Quote, without change, all of the lines that follow.

* Start Data records *

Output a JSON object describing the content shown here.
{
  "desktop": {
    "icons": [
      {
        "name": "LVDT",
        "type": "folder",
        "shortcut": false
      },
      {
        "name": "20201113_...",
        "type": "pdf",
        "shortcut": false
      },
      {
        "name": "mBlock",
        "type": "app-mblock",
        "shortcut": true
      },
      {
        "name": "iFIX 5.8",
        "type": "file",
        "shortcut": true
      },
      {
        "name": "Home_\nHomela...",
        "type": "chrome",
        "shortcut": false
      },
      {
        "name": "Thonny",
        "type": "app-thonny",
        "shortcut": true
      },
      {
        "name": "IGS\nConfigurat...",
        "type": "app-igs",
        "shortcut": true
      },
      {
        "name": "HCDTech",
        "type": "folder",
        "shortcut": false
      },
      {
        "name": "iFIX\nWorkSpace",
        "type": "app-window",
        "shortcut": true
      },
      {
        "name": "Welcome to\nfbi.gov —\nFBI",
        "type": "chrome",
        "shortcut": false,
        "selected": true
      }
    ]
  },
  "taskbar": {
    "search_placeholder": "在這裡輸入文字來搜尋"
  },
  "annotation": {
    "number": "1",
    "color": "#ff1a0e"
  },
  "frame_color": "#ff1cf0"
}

* End Data records *

Answer for the task:
Output a JSON object describing the content shown here.
{
  "desktop": {
    "icons": [
      {
        "name": "LVDT",
        "type": "folder",
        "shortcut": false
      },
      {
        "name": "20201113_...",
        "type": "pdf",
        "shortcut": false
      },
      {
        "name": "mBlock",
        "type": "app-mblock",
        "shortcut": true
      },
      {
        "name": "iFIX 5.8",
        "type": "file",
        "shortcut": true
      },
      {
        "name": "Home_\nHomela...",
        "type": "chrome",
        "shortcut": false
      },
      {
        "name": "Thonny",
        "type": "app-thonny",
        "shortcut": true
      },
      {
        "name": "IGS\nConfigurat...",
        "type": "app-igs",
        "shortcut": true
      },
      {
        "name": "HCDTech",
        "type": "folder",
        "shortcut": false
      },
      {
        "name": "iFIX\nWorkSpace",
        "type": "app-window",
        "shortcut": true
      },
      {
        "name": "Welcome to\nfbi.gov —\nFBI",
        "type": "chrome",
        "shortcut": false,
        "selected": true
      }
    ]
  },
  "taskbar": {
    "search_placeholder": "在這裡輸入文字來搜尋"
  },
  "annotation": {
    "number": "1",
    "color": "#ff1a0e"
  },
  "frame_color": "#ff1cf0"
}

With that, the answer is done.